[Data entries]
────

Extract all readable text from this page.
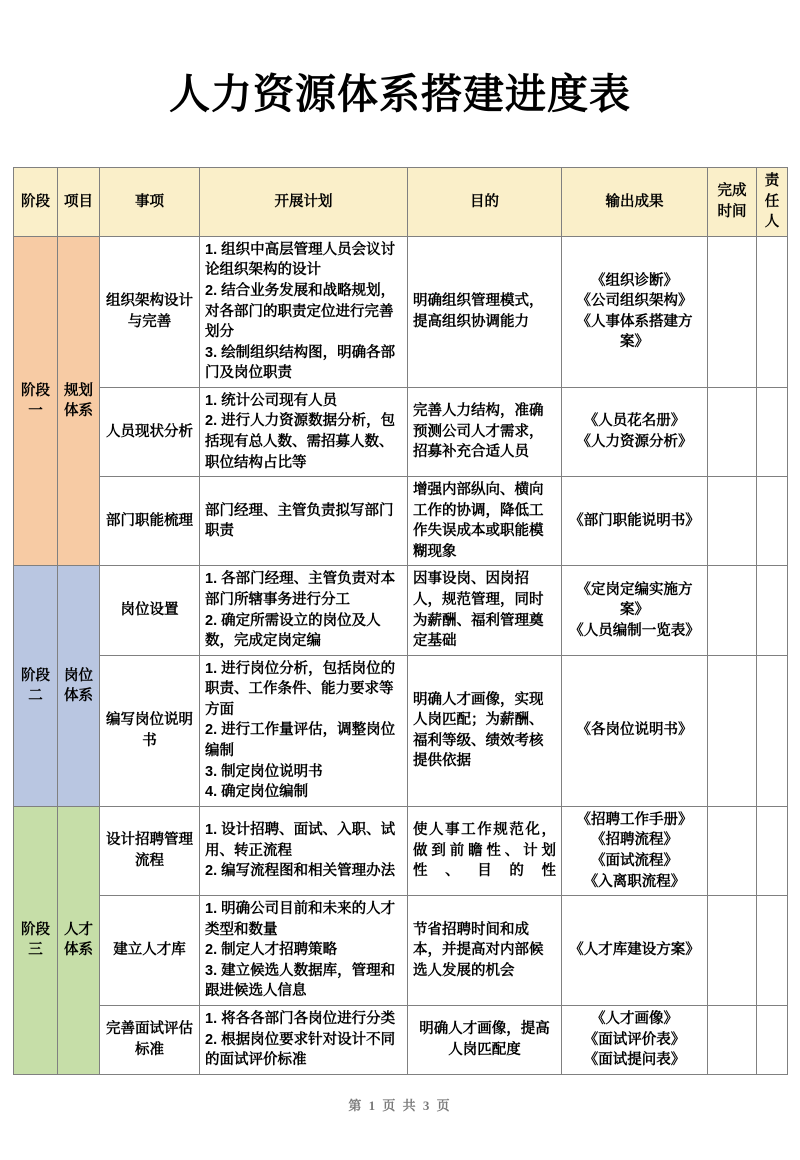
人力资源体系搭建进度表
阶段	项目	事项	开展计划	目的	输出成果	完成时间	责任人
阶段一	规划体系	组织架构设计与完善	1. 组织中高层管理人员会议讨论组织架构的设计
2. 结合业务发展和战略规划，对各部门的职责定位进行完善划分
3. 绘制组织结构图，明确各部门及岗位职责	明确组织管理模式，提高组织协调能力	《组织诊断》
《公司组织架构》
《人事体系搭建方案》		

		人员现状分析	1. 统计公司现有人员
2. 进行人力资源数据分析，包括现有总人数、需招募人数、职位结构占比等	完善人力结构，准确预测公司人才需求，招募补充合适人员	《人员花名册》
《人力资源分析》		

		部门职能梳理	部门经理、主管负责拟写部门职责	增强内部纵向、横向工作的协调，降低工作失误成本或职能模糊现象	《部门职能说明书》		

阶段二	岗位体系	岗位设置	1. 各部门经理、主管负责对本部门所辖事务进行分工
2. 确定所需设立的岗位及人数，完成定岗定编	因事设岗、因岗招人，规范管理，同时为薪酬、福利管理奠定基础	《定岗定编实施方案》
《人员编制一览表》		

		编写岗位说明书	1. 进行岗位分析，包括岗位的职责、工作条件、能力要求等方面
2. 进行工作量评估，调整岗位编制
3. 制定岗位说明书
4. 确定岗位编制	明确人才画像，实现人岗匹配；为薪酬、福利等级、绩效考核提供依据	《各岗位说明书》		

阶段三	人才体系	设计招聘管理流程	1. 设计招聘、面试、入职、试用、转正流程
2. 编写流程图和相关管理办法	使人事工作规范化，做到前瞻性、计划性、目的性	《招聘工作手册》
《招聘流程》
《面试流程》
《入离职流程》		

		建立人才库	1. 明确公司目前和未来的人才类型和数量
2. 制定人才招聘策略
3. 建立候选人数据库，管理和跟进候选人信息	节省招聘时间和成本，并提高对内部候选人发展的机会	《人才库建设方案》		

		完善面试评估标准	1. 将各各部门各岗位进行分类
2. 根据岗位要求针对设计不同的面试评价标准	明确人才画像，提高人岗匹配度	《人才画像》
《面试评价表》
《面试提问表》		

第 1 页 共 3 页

────

Exercise
Without including any picture, repeat the data exactly.

Full answer
Extract all readable text from this page.
人力资源体系搭建进度表
阶段	项目	事项	开展计划	目的	输出成果	完成时间	责任人
阶段一	规划体系	组织架构设计与完善	1. 组织中高层管理人员会议讨论组织架构的设计
2. 结合业务发展和战略规划，对各部门的职责定位进行完善划分
3. 绘制组织结构图，明确各部门及岗位职责	明确组织管理模式，提高组织协调能力	《组织诊断》
《公司组织架构》
《人事体系搭建方案》		

		人员现状分析	1. 统计公司现有人员
2. 进行人力资源数据分析，包括现有总人数、需招募人数、职位结构占比等	完善人力结构，准确预测公司人才需求，招募补充合适人员	《人员花名册》
《人力资源分析》		

		部门职能梳理	部门经理、主管负责拟写部门职责	增强内部纵向、横向工作的协调，降低工作失误成本或职能模糊现象	《部门职能说明书》		

阶段二	岗位体系	岗位设置	1. 各部门经理、主管负责对本部门所辖事务进行分工
2. 确定所需设立的岗位及人数，完成定岗定编	因事设岗、因岗招人，规范管理，同时为薪酬、福利管理奠定基础	《定岗定编实施方案》
《人员编制一览表》		

		编写岗位说明书	1. 进行岗位分析，包括岗位的职责、工作条件、能力要求等方面
2. 进行工作量评估，调整岗位编制
3. 制定岗位说明书
4. 确定岗位编制	明确人才画像，实现人岗匹配；为薪酬、福利等级、绩效考核提供依据	《各岗位说明书》		

阶段三	人才体系	设计招聘管理流程	1. 设计招聘、面试、入职、试用、转正流程
2. 编写流程图和相关管理办法	使人事工作规范化，做到前瞻性、计划性、目的性	《招聘工作手册》
《招聘流程》
《面试流程》
《入离职流程》		

		建立人才库	1. 明确公司目前和未来的人才类型和数量
2. 制定人才招聘策略
3. 建立候选人数据库，管理和跟进候选人信息	节省招聘时间和成本，并提高对内部候选人发展的机会	《人才库建设方案》		

		完善面试评估标准	1. 将各各部门各岗位进行分类
2. 根据岗位要求针对设计不同的面试评价标准	明确人才画像，提高人岗匹配度	《人才画像》
《面试评价表》
《面试提问表》		

第 1 页 共 3 页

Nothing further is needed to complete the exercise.